WRITTEN EXERCISE — Starting with the line with "plume-cell [796, 668, 804, 676]" and going on through the line with "colorbar-segment [550, 247, 616, 262]", rename "latitude-label" to "lat-label" and give those lines again with nothing else changed.

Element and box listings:

□ □ □ □ □ □ □

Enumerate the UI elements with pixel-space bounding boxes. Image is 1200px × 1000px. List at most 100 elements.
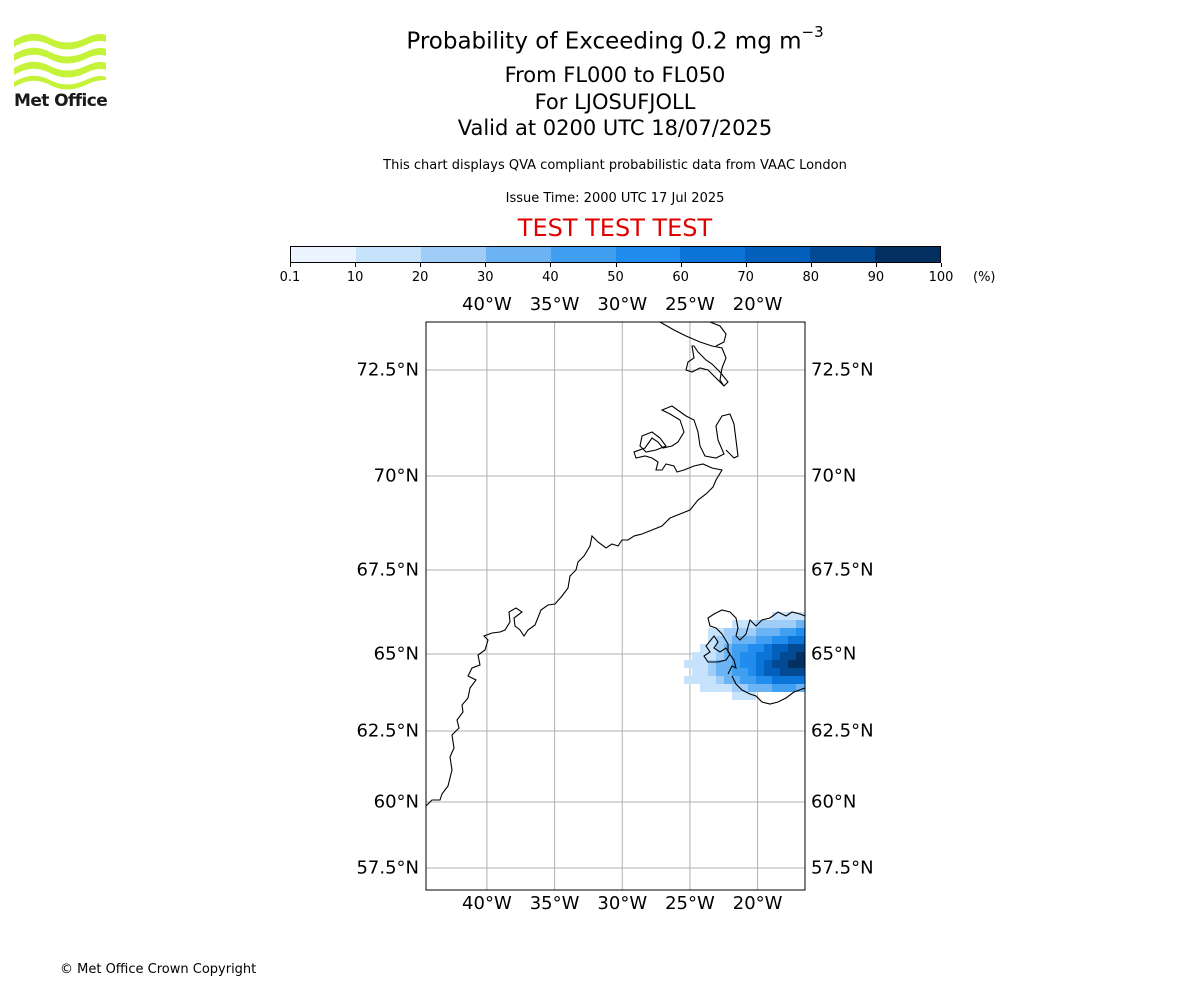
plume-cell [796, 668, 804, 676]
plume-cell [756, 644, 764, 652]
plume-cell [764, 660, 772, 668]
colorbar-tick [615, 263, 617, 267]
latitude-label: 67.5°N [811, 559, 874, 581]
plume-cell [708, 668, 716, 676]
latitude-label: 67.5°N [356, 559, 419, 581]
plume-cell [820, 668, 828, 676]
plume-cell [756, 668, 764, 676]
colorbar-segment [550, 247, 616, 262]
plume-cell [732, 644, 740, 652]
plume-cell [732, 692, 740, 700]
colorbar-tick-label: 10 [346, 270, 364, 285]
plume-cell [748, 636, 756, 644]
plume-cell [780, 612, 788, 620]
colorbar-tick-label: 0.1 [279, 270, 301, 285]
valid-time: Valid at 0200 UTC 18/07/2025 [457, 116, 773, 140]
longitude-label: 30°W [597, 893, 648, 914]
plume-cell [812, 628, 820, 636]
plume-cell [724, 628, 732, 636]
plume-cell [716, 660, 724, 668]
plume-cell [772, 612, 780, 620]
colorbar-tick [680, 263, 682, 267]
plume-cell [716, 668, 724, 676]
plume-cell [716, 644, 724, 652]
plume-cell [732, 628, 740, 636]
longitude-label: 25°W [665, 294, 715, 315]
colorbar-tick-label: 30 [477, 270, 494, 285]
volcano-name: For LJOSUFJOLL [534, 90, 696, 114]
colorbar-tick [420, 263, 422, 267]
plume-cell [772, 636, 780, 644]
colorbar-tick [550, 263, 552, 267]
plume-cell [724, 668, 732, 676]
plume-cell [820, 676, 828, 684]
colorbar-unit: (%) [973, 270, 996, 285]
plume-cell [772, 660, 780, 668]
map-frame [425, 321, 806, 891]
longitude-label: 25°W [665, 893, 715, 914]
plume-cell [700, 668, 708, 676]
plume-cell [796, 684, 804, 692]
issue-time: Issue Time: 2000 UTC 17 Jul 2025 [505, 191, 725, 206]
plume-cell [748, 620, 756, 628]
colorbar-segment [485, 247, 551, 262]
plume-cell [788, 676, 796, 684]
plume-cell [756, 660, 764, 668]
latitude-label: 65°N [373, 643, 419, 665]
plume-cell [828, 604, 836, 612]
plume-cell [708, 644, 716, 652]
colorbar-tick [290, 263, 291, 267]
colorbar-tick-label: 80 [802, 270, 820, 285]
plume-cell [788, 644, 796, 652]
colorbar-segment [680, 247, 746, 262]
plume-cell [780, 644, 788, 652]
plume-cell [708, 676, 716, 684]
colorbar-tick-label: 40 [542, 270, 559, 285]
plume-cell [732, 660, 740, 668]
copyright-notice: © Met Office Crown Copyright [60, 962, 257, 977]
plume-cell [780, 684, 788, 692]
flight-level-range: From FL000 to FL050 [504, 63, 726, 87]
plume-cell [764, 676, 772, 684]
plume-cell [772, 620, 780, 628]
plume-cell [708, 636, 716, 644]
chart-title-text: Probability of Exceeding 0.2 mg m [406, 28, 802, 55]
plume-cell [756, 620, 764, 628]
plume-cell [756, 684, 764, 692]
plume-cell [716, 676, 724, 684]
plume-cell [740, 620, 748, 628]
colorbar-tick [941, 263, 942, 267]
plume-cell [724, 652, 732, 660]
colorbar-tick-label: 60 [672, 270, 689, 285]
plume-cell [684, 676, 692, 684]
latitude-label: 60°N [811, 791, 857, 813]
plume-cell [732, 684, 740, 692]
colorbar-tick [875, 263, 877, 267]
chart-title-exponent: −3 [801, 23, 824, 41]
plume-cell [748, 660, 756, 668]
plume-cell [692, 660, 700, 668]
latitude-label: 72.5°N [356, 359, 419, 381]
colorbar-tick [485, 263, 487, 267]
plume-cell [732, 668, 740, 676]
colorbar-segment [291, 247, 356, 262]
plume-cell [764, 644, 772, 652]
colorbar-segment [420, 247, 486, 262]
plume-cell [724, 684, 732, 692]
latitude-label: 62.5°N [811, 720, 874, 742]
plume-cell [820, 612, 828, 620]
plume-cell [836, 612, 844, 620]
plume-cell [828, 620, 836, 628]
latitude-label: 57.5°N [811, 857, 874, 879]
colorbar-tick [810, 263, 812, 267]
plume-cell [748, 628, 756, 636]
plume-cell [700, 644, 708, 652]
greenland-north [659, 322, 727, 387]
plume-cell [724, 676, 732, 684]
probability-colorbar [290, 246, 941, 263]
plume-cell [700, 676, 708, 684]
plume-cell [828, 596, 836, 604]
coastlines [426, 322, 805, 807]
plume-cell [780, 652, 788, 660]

□ □ □ □ □ □ □

TASK RESULT —
plume-cell [796, 668, 804, 676]
plume-cell [756, 644, 764, 652]
plume-cell [764, 660, 772, 668]
colorbar-tick [615, 263, 617, 267]
lat-label: 67.5°N [811, 559, 874, 581]
plume-cell [708, 668, 716, 676]
lat-label: 67.5°N [356, 559, 419, 581]
plume-cell [820, 668, 828, 676]
plume-cell [756, 668, 764, 676]
colorbar-segment [550, 247, 616, 262]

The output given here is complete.